Work to be completed: Which lines hold the word "source"? Copy each of them from the material.

Dataset records:

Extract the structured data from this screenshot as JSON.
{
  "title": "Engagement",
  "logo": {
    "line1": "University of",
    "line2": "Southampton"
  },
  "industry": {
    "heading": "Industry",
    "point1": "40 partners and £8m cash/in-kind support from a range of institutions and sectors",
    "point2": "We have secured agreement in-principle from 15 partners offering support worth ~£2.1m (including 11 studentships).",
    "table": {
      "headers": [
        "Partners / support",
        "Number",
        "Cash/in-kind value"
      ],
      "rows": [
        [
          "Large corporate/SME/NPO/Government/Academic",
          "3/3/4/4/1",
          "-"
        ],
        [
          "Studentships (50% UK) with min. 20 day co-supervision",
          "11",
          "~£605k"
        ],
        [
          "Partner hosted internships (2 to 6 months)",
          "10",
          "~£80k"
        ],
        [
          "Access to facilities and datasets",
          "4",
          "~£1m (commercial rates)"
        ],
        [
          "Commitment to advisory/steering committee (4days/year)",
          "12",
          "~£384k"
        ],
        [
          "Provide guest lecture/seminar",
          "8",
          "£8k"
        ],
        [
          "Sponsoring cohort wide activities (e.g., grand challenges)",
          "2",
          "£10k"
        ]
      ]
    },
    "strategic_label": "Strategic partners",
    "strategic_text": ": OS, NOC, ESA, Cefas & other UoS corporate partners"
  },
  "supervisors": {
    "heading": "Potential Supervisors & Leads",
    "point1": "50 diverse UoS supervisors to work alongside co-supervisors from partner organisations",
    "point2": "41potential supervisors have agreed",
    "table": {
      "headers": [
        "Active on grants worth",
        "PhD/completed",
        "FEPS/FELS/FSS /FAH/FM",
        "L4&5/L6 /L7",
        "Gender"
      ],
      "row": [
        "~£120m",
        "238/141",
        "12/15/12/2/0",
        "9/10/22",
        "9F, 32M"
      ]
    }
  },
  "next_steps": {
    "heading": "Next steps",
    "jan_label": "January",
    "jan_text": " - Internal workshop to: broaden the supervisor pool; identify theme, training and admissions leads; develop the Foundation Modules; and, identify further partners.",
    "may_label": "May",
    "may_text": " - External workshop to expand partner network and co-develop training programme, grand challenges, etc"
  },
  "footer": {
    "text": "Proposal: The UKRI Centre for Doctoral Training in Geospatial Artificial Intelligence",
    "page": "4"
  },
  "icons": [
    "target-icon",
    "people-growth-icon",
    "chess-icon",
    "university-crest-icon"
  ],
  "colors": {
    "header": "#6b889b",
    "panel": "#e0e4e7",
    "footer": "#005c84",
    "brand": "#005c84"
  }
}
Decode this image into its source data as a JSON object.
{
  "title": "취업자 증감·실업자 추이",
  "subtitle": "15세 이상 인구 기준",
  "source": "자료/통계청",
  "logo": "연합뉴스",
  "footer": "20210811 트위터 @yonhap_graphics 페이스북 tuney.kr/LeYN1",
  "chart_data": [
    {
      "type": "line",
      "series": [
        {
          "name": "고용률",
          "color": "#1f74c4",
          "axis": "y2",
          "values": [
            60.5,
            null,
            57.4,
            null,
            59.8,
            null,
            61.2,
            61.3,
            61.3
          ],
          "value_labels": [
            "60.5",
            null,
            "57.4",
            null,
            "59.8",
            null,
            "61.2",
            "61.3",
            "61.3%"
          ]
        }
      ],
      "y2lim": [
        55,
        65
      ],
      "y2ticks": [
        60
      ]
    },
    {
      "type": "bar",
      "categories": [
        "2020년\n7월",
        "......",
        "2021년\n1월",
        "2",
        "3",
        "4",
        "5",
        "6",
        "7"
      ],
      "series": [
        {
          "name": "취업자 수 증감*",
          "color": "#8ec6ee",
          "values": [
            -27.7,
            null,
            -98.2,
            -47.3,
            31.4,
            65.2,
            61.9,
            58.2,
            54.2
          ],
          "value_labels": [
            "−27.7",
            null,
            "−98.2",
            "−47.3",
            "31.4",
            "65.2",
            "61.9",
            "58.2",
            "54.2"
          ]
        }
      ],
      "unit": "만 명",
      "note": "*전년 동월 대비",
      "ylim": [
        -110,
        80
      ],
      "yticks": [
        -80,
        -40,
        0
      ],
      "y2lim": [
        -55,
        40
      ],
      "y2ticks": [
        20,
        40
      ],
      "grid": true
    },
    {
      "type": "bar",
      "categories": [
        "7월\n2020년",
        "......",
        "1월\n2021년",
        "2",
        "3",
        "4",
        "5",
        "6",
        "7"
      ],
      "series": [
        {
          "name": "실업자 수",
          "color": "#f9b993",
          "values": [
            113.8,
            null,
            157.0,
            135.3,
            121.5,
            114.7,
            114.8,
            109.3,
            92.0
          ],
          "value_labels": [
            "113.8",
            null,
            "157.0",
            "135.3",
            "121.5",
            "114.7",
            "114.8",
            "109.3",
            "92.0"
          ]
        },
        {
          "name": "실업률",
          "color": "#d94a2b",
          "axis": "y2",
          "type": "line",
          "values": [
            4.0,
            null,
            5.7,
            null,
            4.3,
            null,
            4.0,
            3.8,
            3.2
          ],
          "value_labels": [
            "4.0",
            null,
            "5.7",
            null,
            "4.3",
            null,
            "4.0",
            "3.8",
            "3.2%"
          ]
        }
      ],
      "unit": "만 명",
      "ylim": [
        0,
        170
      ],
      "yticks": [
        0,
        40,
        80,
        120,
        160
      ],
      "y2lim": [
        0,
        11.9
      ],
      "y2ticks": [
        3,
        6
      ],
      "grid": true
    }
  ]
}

Solution to this task:
Decode this image into its source data as a JSON object.
  "source": "자료/통계청",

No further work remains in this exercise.